THE TASK:
Reproduce every one of the items below word for word, keeping each line in its original order.

TASK INPUT:

▬▬▬

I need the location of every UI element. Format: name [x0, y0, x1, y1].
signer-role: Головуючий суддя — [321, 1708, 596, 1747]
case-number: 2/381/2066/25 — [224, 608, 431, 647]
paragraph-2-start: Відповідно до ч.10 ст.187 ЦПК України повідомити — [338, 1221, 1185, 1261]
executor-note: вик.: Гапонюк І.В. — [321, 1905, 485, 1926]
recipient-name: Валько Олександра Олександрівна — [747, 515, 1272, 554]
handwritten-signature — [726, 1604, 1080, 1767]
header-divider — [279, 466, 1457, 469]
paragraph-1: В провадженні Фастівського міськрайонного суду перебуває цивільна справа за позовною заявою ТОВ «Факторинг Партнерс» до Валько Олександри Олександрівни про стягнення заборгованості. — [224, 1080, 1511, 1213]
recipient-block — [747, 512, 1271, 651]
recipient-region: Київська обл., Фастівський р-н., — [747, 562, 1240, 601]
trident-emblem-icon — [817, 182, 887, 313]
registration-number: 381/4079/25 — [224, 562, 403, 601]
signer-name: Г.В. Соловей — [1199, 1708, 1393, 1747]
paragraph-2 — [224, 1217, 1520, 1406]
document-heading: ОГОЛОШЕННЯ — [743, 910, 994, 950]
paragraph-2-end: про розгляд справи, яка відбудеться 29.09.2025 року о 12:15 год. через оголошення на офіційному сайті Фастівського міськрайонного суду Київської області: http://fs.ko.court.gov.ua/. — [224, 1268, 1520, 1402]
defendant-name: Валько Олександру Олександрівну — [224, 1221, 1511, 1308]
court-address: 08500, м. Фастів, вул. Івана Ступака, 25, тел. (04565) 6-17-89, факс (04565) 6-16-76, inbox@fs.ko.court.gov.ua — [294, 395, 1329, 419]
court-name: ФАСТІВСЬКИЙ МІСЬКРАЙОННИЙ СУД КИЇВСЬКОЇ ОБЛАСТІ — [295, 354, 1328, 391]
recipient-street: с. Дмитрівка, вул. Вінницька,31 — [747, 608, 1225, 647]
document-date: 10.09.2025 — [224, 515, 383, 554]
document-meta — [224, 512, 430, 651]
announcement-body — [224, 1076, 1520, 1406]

▬▬▬

WRITTEN RESPONSE:
I need the location of every UI element. Format: name [x0, y0, x1, y1].
signer-role: Головуючий суддя — [321, 1708, 596, 1747]
case-number: 2/381/2066/25 — [224, 608, 431, 647]
paragraph-2-start: Відповідно до ч.10 ст.187 ЦПК України повідомити — [338, 1221, 1185, 1261]
executor-note: вик.: Гапонюк І.В. — [321, 1905, 485, 1926]
recipient-name: Валько Олександра Олександрівна — [747, 515, 1272, 554]
handwritten-signature — [726, 1604, 1080, 1767]
header-divider — [279, 466, 1457, 469]
paragraph-1: В провадженні Фастівського міськрайонного суду перебуває цивільна справа за позовною заявою ТОВ «Факторинг Партнерс» до Валько Олександри Олександрівни про стягнення заборгованості. — [224, 1080, 1511, 1213]
recipient-block — [747, 512, 1271, 651]
recipient-region: Київська обл., Фастівський р-н., — [747, 562, 1240, 601]
trident-emblem-icon — [817, 182, 887, 313]
registration-number: 381/4079/25 — [224, 562, 403, 601]
signer-name: Г.В. Соловей — [1199, 1708, 1393, 1747]
paragraph-2 — [224, 1217, 1520, 1406]
document-heading: ОГОЛОШЕННЯ — [743, 910, 994, 950]
paragraph-2-end: про розгляд справи, яка відбудеться 29.09.2025 року о 12:15 год. через оголошення на офіційному сайті Фастівського міськрайонного суду Київської області: http://fs.ko.court.gov.ua/. — [224, 1268, 1520, 1402]
defendant-name: Валько Олександру Олександрівну — [224, 1221, 1511, 1308]
court-address: 08500, м. Фастів, вул. Івана Ступака, 25, тел. (04565) 6-17-89, факс (04565) 6-16-76, inbox@fs.ko.court.gov.ua — [294, 395, 1329, 419]
court-name: ФАСТІВСЬКИЙ МІСЬКРАЙОННИЙ СУД КИЇВСЬКОЇ ОБЛАСТІ — [295, 354, 1328, 391]
recipient-street: с. Дмитрівка, вул. Вінницька,31 — [747, 608, 1225, 647]
document-date: 10.09.2025 — [224, 515, 383, 554]
document-meta — [224, 512, 430, 651]
announcement-body — [224, 1076, 1520, 1406]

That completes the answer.